▸ **Brano da leggere**:
Il caso di Amedeo Ricucci, Elio Colavolpe, Andrea Vignali e Susan Dabbous, risoltosi per il meglio, sembra molto diverso dal caso Quirico-Piccinin. In base alla tua esperienza di reporter di guerra, cosa ne pensi?

Il caso di Quirico e Piccinin segue quelli di Tice e Fowley, giornalisti americani spariti da mesi in Siria. Quirico è entrato dal Libano per dirigersi verso Homs ma nessun giornalista da mesi usa più quel passaggio di confine, visto che in diversi sono stati uccisi, rapinati o sequestrati. Nella zona operano bande di predoni, contrabbandieri, uomini di Hezbollah, governativi, milizie filo-Assad Senza contare gruppi slegati e non dall'Els [l'Esercito Siriano Libero, ndr]. I combattimenti in quella striscia di terra che separa il confine da Homs sono molto cruenti. Una zona off limits per tutti. Due mesi fa un inviato della Bbc, Paul Wood, era stato rapito. E nella stessa zona è scomparso quasi un anno fa il giornalista americano Austin Tice.

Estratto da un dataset
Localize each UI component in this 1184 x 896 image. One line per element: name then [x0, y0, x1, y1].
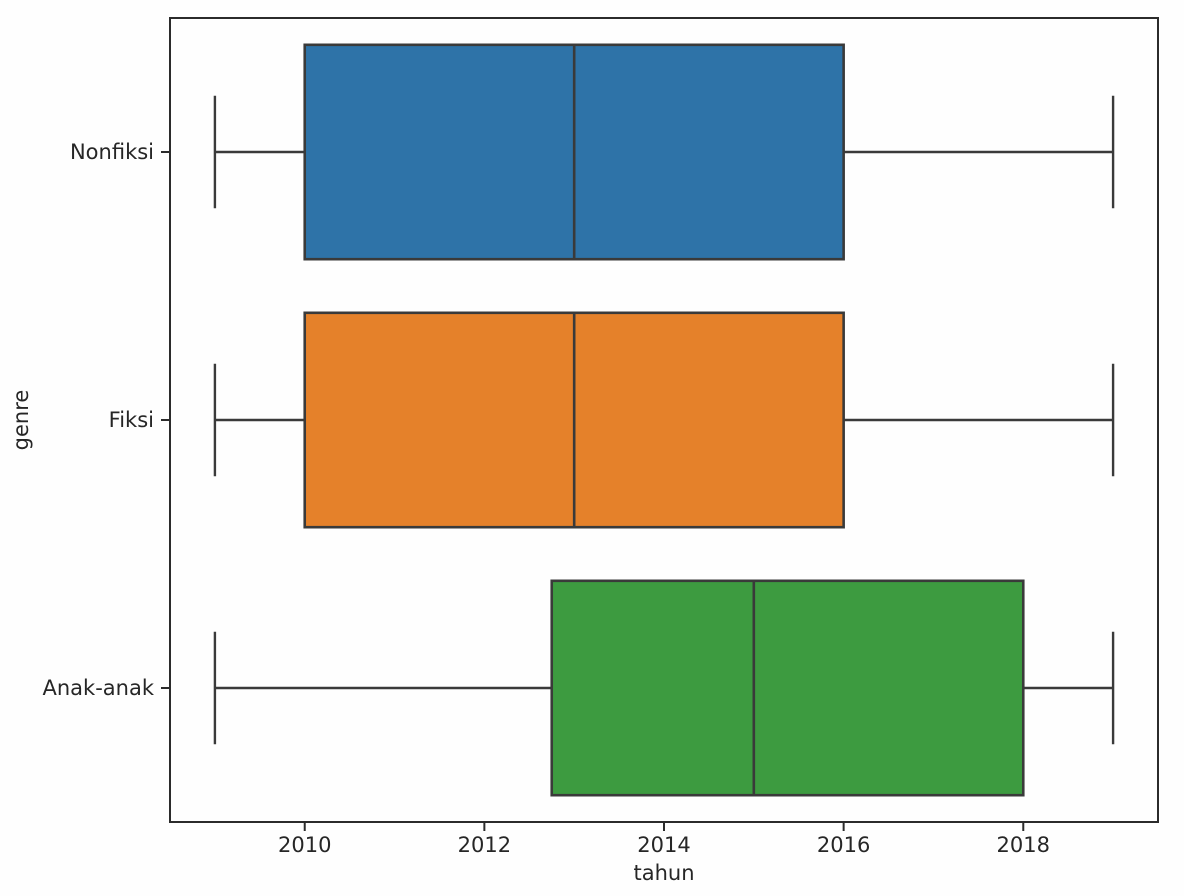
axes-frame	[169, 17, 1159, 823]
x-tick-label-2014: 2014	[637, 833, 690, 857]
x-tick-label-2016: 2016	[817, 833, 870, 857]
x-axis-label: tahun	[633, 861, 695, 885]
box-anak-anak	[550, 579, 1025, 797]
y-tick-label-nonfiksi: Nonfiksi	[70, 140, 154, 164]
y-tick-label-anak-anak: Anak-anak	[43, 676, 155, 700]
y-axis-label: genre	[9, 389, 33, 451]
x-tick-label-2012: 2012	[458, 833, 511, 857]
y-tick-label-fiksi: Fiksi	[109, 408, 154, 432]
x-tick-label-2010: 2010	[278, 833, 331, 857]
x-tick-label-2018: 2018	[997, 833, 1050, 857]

--

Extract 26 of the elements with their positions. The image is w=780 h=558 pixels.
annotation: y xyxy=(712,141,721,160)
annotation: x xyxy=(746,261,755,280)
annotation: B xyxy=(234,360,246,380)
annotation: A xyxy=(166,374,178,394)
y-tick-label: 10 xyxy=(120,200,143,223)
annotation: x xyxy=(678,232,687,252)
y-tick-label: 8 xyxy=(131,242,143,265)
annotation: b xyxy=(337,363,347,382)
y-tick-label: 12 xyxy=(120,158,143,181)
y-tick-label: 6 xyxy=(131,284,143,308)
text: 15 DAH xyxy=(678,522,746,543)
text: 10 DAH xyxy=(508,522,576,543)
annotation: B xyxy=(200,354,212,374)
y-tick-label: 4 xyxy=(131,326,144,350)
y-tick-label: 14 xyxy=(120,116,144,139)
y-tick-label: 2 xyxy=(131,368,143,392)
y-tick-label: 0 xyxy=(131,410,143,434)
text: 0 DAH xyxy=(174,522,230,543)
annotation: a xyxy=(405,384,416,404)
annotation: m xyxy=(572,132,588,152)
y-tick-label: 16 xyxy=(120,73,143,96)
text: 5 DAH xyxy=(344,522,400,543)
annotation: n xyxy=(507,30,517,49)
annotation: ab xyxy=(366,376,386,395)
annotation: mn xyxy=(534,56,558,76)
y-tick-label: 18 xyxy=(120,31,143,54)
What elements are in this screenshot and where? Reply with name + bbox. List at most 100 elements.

▸ **Istruzioni**:
• 1. Ricopia parola per parola il brano sulla Siria, da "Il caso di Amedeo" fino a "cosa ne pensi?" compreso.
• 2. Rispondi a queste domande sul brano sulla Siria:
(a) Da quale paese è entrato Quirico?
(b) Come si chiama l'inviato della Bbc che era stato rapito due mesi fa?
(c) Quanto tempo fa è scomparso il giornalista americano Austin Tice?

▸ **Soluzioni**:
• 1.
Il caso di Amedeo Ricucci, Elio Colavolpe, Andrea Vignali e Susan Dabbous, risoltosi per il meglio, sembra molto diverso dal caso Quirico-Piccinin. In base alla tua esperienza di reporter di guerra, cosa ne pensi?

• 2.
(a) Dal Libano.
(b) Paul Wood.
(c) Quasi un anno fa.